(Dataset excerpt)
※
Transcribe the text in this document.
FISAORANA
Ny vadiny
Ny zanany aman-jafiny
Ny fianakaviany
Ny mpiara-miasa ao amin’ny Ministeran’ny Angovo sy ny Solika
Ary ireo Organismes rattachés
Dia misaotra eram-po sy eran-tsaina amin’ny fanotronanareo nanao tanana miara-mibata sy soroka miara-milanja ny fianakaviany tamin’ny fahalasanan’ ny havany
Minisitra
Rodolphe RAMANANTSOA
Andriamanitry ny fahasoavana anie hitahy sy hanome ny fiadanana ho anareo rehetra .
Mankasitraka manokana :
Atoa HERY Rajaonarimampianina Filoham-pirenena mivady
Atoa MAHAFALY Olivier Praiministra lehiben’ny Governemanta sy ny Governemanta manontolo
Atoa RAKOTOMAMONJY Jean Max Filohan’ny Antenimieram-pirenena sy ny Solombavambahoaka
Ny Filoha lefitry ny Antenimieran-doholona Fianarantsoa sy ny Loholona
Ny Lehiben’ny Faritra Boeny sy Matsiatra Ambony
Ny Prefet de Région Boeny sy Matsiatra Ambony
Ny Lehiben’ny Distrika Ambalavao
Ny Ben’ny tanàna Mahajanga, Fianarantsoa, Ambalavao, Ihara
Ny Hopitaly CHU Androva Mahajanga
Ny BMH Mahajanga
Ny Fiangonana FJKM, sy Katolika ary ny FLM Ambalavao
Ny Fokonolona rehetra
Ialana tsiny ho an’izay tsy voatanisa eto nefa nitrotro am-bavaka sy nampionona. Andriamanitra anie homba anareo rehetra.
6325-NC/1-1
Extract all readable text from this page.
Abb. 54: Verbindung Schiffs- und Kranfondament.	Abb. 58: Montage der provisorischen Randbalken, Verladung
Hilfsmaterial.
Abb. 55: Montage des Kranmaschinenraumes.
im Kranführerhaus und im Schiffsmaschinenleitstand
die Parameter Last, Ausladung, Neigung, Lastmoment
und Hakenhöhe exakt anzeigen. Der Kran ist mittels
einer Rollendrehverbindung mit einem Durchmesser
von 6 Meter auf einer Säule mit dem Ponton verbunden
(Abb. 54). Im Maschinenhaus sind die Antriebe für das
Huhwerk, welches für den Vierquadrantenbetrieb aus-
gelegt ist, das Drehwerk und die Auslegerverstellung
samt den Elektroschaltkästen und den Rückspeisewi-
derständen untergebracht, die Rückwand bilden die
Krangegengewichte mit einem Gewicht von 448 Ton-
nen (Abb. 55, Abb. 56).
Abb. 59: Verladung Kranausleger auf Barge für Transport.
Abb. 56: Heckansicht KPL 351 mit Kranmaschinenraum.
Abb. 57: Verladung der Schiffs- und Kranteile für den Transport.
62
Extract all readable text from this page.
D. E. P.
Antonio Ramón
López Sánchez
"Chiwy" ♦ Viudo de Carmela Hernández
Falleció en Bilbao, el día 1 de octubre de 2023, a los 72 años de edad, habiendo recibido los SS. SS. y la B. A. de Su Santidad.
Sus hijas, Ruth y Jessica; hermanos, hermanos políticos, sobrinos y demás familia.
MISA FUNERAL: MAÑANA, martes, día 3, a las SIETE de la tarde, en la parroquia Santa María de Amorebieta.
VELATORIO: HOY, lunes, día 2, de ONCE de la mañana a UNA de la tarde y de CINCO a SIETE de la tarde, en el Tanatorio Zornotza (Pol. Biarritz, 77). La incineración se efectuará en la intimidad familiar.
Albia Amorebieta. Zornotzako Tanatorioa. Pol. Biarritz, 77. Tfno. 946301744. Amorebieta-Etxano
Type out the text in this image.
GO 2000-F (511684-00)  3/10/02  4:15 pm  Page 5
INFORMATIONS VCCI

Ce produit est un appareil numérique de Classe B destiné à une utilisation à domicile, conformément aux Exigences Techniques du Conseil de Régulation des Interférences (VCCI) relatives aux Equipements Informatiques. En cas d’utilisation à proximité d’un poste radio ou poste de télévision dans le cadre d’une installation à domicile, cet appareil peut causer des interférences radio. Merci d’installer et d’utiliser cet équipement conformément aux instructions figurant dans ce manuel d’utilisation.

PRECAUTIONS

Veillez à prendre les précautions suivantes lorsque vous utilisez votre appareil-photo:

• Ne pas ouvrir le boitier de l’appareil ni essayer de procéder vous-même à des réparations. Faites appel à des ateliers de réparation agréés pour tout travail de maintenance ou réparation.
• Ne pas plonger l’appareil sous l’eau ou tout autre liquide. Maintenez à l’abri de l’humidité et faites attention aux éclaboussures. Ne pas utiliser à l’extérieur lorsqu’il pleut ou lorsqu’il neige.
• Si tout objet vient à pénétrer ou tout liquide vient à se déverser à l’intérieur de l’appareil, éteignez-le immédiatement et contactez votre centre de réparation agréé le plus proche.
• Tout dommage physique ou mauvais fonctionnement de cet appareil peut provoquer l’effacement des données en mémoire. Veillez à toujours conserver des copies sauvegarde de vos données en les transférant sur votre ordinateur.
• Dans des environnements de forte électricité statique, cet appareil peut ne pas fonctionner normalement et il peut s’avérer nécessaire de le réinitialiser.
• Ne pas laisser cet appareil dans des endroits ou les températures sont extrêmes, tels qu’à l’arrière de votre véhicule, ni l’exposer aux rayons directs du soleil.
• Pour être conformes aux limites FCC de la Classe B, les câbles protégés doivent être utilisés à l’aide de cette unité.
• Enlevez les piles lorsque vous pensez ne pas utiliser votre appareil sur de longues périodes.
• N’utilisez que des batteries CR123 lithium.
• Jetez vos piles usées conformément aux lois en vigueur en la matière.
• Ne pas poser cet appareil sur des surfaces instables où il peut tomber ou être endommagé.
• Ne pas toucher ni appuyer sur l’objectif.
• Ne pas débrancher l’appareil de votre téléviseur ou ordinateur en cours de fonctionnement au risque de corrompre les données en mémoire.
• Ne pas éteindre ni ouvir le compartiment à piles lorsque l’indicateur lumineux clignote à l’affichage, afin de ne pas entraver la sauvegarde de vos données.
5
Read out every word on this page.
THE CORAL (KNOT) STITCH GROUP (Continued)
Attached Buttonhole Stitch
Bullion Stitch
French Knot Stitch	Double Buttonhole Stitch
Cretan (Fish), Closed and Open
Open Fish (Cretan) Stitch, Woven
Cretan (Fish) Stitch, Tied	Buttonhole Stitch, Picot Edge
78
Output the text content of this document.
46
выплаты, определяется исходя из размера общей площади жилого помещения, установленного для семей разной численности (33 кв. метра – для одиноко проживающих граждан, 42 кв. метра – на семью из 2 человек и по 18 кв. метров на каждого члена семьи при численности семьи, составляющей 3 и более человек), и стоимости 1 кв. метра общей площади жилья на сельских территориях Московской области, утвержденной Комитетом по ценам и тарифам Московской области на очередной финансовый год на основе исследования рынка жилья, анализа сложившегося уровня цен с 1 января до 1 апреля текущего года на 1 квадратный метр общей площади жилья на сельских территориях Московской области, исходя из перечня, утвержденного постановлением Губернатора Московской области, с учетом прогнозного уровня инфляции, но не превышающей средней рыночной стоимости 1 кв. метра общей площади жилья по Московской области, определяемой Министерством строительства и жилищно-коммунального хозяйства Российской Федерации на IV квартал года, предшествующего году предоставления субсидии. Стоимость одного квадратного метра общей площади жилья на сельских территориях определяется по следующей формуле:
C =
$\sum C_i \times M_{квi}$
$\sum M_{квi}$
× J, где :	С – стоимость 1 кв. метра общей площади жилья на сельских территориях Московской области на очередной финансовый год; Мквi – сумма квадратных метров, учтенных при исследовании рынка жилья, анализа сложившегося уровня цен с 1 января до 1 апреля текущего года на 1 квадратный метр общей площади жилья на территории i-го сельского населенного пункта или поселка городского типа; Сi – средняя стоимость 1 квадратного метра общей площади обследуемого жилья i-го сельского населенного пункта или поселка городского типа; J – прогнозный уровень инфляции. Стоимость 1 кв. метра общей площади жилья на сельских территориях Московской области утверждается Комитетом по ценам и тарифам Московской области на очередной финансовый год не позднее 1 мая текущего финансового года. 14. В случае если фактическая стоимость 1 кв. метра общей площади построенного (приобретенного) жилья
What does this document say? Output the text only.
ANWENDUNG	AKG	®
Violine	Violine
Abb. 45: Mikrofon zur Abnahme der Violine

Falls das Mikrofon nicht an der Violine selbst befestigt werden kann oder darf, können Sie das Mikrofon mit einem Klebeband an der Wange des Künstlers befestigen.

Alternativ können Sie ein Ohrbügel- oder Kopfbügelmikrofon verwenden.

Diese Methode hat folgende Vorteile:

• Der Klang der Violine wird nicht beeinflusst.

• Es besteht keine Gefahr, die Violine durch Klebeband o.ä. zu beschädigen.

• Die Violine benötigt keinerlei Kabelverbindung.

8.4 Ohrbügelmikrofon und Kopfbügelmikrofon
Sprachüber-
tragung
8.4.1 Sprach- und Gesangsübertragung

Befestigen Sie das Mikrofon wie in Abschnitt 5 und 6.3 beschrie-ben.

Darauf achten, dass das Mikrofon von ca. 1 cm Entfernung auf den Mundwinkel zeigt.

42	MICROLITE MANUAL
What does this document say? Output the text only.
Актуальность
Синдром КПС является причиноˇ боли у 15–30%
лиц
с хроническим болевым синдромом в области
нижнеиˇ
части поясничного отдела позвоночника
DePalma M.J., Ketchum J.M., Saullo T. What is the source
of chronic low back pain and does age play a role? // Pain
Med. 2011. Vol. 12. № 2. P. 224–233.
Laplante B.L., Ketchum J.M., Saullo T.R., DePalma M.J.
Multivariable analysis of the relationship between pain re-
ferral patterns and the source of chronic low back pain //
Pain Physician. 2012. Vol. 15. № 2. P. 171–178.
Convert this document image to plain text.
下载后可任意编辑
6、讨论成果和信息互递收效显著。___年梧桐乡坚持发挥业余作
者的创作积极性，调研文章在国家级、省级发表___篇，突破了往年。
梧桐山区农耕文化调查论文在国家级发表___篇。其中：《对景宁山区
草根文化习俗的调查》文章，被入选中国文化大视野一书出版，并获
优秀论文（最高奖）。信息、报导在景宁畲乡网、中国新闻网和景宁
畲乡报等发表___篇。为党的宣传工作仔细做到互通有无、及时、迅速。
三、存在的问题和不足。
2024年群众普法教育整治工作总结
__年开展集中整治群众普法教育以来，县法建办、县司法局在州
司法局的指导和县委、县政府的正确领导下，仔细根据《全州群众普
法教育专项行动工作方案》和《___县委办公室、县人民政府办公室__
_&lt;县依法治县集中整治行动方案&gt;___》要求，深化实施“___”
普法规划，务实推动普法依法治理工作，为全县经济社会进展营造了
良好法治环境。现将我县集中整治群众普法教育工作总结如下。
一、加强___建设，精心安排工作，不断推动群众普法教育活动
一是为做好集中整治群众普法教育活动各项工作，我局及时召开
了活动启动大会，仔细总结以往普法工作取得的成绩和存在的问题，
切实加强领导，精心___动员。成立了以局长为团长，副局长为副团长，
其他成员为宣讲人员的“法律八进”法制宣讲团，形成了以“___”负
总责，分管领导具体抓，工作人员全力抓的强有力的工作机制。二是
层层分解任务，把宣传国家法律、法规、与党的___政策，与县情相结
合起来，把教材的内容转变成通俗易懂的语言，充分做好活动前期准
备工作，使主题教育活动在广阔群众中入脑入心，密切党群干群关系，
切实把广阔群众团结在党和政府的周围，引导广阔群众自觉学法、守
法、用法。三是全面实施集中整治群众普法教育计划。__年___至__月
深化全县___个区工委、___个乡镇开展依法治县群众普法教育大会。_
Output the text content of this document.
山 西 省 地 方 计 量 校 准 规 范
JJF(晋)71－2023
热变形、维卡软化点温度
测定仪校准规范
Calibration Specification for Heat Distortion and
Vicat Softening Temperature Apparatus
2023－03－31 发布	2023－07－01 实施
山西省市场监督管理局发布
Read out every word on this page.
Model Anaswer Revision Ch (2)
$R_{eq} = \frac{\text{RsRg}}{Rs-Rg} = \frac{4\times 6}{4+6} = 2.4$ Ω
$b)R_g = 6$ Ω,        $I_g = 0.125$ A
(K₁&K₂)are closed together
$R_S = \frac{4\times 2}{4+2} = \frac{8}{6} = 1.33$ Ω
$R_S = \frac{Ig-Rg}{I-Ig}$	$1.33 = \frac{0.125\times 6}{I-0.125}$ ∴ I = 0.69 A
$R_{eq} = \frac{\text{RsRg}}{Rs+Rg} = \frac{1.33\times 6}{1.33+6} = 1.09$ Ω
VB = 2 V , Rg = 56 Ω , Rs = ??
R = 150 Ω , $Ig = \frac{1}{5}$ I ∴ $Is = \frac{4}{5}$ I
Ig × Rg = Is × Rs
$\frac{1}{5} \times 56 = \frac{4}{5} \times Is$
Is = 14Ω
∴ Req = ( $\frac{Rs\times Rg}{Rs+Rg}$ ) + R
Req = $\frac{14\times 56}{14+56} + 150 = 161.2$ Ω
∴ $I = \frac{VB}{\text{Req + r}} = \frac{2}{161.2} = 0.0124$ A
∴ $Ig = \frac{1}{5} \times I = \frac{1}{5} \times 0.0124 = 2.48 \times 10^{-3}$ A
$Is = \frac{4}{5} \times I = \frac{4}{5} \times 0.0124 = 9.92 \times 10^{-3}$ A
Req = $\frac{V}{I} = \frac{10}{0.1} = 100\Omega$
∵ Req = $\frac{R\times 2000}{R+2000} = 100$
※
▶ _EXERCISE INSTRUCTIONS_
Look through the data above. Each line containing the word "Veillez" needs to be copied.

▶ _COMPLETE ANSWER_
Veillez à prendre les précautions suivantes lorsque vous utilisez votre appareil-photo:
• Tout dommage physique ou mauvais fonctionnement de cet appareil peut provoquer l’effacement des données en mémoire. Veillez à toujours conserver des copies sauvegarde de vos données en les transférant sur votre ordinateur.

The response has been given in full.